Records from a data source
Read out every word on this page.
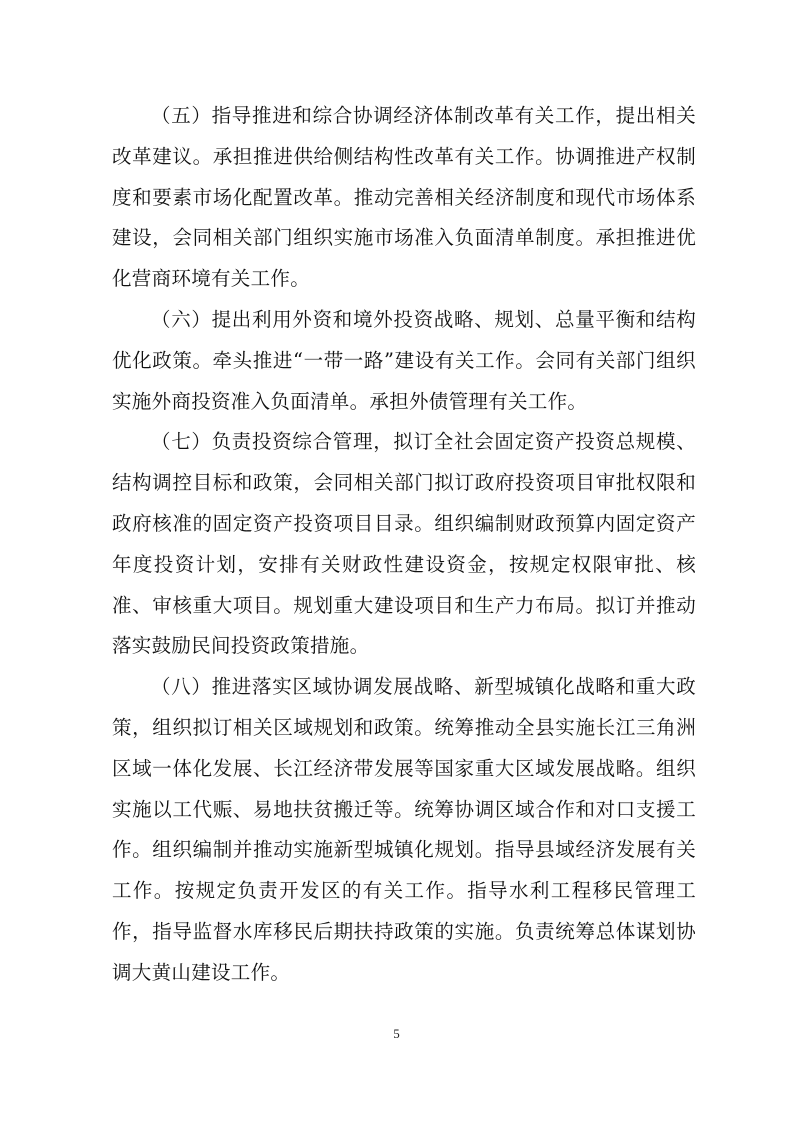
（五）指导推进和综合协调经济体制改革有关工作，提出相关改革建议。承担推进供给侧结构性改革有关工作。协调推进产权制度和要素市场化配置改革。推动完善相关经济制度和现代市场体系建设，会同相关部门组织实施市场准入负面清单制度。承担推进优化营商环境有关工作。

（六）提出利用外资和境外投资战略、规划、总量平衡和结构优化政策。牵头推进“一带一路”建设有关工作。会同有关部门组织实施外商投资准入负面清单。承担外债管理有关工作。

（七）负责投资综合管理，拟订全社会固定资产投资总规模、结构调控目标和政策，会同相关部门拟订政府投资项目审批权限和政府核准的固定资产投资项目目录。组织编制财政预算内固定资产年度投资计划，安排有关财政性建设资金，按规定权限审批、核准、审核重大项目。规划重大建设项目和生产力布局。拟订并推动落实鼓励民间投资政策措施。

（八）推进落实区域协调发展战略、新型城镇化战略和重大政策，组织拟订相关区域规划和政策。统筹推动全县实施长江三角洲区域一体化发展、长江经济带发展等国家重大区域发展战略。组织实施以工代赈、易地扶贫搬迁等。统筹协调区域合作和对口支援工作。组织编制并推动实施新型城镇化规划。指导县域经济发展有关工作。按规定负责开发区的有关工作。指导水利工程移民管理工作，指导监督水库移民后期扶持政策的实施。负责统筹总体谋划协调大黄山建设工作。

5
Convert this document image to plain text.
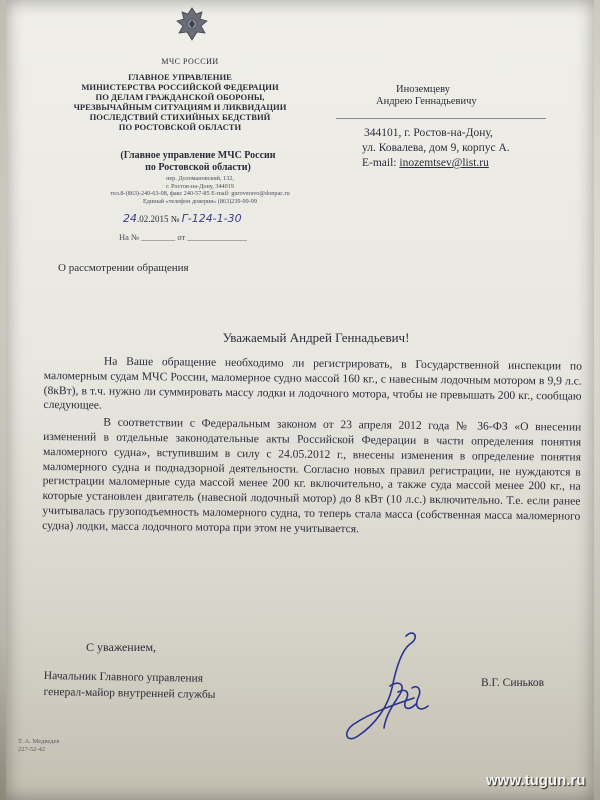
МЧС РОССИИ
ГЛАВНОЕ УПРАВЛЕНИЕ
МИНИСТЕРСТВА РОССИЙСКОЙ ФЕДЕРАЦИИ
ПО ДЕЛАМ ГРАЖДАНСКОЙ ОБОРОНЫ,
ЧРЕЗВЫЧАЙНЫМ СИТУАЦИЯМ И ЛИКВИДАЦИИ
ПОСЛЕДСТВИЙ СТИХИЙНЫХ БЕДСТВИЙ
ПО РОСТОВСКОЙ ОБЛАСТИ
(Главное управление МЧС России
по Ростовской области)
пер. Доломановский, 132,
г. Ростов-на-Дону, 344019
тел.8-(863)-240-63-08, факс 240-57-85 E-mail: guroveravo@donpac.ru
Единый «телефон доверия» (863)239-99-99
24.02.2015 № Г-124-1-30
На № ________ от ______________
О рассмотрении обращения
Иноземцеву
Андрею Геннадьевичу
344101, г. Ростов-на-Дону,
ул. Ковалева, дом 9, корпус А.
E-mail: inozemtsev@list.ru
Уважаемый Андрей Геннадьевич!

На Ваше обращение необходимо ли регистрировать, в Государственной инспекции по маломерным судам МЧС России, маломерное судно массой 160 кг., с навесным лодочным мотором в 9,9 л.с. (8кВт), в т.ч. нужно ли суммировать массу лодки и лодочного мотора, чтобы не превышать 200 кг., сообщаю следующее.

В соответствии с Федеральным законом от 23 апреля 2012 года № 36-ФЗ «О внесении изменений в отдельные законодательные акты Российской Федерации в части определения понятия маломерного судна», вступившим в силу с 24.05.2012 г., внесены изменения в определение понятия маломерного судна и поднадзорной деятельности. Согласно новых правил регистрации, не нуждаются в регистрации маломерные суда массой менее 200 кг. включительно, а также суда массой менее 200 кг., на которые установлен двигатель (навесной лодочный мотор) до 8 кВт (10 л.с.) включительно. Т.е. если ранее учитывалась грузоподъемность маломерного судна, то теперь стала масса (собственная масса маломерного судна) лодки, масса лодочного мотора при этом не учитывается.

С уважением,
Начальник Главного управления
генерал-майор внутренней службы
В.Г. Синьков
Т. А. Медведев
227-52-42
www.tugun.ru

**INSTRUCTIONS TO FOLLOW:** Pick out and copy the lines of the material that include the word "this".

**REPLY:**
Read out every word on this page.
Convert this document image to plain text.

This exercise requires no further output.